Rows from a figure dataset:

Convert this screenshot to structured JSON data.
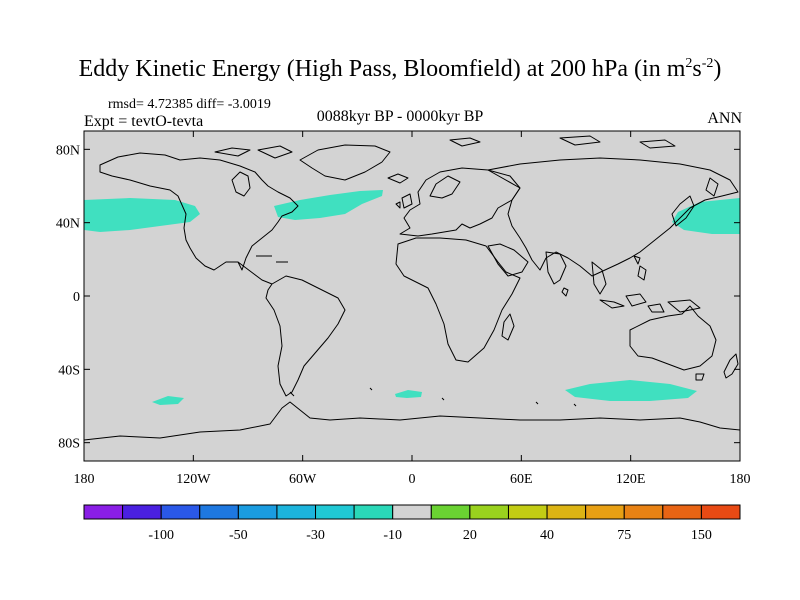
{
  "title": "Eddy Kinetic Energy (High Pass, Bloomfield) at 200 hPa (in m",
  "title_unit_exp1": "2",
  "title_unit_s": "s",
  "title_unit_exp2": "-2",
  "title_close": ")",
  "stats_text": "rmsd= 4.72385 diff= -3.0019",
  "expt_text": "Expt = tevtO-tevta",
  "period_text": "0088kyr BP - 0000kyr BP",
  "season_text": "ANN",
  "map": {
    "land_sea_color": "#d3d3d3",
    "coastline_color": "#000000",
    "lat_labels": [
      "80N",
      "40N",
      "0",
      "40S",
      "80S"
    ],
    "lon_labels": [
      "180",
      "120W",
      "60W",
      "0",
      "60E",
      "120E",
      "180"
    ]
  },
  "anomaly_regions_color": "#40e0c0",
  "colorbar": {
    "colors": [
      "#8a1ee6",
      "#4a20e0",
      "#2a58e8",
      "#1e78e0",
      "#1a9ce0",
      "#1cb4dc",
      "#20c8d4",
      "#2ad8b8",
      "#d3d3d3",
      "#6ad232",
      "#9ad21e",
      "#c2cc14",
      "#dcb414",
      "#e8a014",
      "#e88214",
      "#e86414",
      "#e84a14"
    ],
    "labels": [
      "-100",
      "-50",
      "-30",
      "-10",
      "20",
      "40",
      "75",
      "150"
    ]
  }
}
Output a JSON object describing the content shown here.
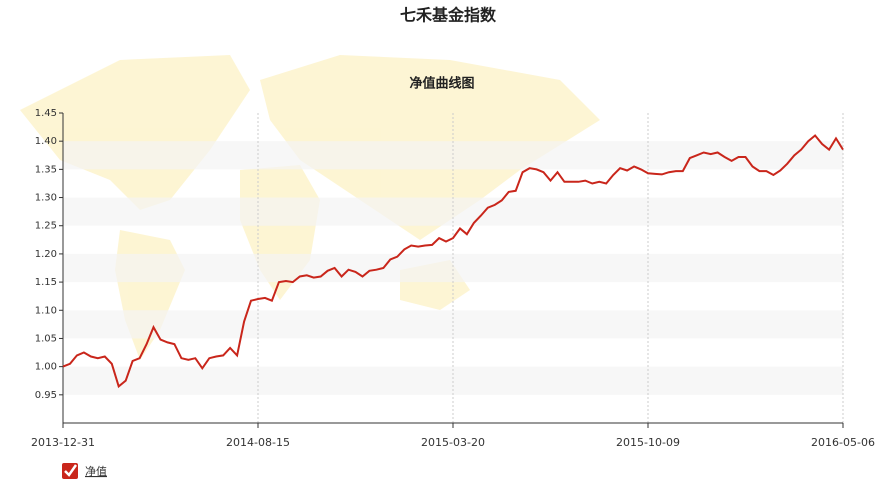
{
  "chart_data": {
    "type": "line",
    "title": "七禾基金指数",
    "subtitle": "净值曲线图",
    "categories": [
      "2013-12-31",
      null,
      null,
      null,
      null,
      null,
      null,
      null,
      null,
      null,
      null,
      null,
      null,
      null,
      null,
      null,
      null,
      null,
      null,
      null,
      null,
      null,
      null,
      null,
      null,
      null,
      null,
      null,
      "2014-08-15",
      null,
      null,
      null,
      null,
      null,
      null,
      null,
      null,
      null,
      null,
      null,
      null,
      null,
      null,
      null,
      null,
      null,
      null,
      null,
      null,
      null,
      null,
      null,
      null,
      null,
      null,
      null,
      "2015-03-20",
      null,
      null,
      null,
      null,
      null,
      null,
      null,
      null,
      null,
      null,
      null,
      null,
      null,
      null,
      null,
      null,
      null,
      null,
      null,
      null,
      null,
      null,
      null,
      null,
      null,
      null,
      null,
      "2015-10-09",
      null,
      null,
      null,
      null,
      null,
      null,
      null,
      null,
      null,
      null,
      null,
      null,
      null,
      null,
      null,
      null,
      null,
      null,
      null,
      null,
      null,
      null,
      null,
      null,
      null,
      null,
      null,
      "2016-05-06"
    ],
    "series": [
      {
        "name": "净值",
        "color": "#c9261b",
        "values": [
          1.0,
          1.005,
          1.02,
          1.025,
          1.018,
          1.015,
          1.018,
          1.005,
          0.965,
          0.975,
          1.01,
          1.015,
          1.04,
          1.07,
          1.048,
          1.043,
          1.04,
          1.015,
          1.012,
          1.015,
          0.997,
          1.015,
          1.018,
          1.02,
          1.033,
          1.02,
          1.08,
          1.117,
          1.12,
          1.122,
          1.117,
          1.15,
          1.152,
          1.15,
          1.16,
          1.162,
          1.158,
          1.16,
          1.17,
          1.175,
          1.16,
          1.172,
          1.168,
          1.16,
          1.17,
          1.172,
          1.175,
          1.19,
          1.195,
          1.208,
          1.215,
          1.213,
          1.215,
          1.216,
          1.228,
          1.222,
          1.228,
          1.245,
          1.235,
          1.255,
          1.268,
          1.282,
          1.287,
          1.295,
          1.31,
          1.312,
          1.345,
          1.352,
          1.35,
          1.345,
          1.33,
          1.345,
          1.328,
          1.328,
          1.328,
          1.33,
          1.325,
          1.328,
          1.325,
          1.34,
          1.352,
          1.348,
          1.355,
          1.35,
          1.343,
          1.342,
          1.341,
          1.345,
          1.347,
          1.347,
          1.37,
          1.375,
          1.38,
          1.377,
          1.38,
          1.372,
          1.365,
          1.372,
          1.372,
          1.355,
          1.347,
          1.347,
          1.34,
          1.348,
          1.36,
          1.375,
          1.385,
          1.4,
          1.41,
          1.395,
          1.385,
          1.405,
          1.385
        ]
      }
    ],
    "ylim": [
      0.9,
      1.45
    ],
    "yticks": [
      0.95,
      {
        "value": 1,
        "label": "1.00"
      },
      1.05,
      {
        "value": 1.1,
        "label": "1.10"
      },
      1.15,
      {
        "value": 1.2,
        "label": "1.20"
      },
      1.25,
      {
        "value": 1.3,
        "label": "1.30"
      },
      1.35,
      {
        "value": 1.4,
        "label": "1.40"
      },
      1.45
    ],
    "grid": true
  }
}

YOUR INSTRUCTIONS> In the records above, how many lines include "JSON"? Give that number and nothing more.

IN RESPONSE> 2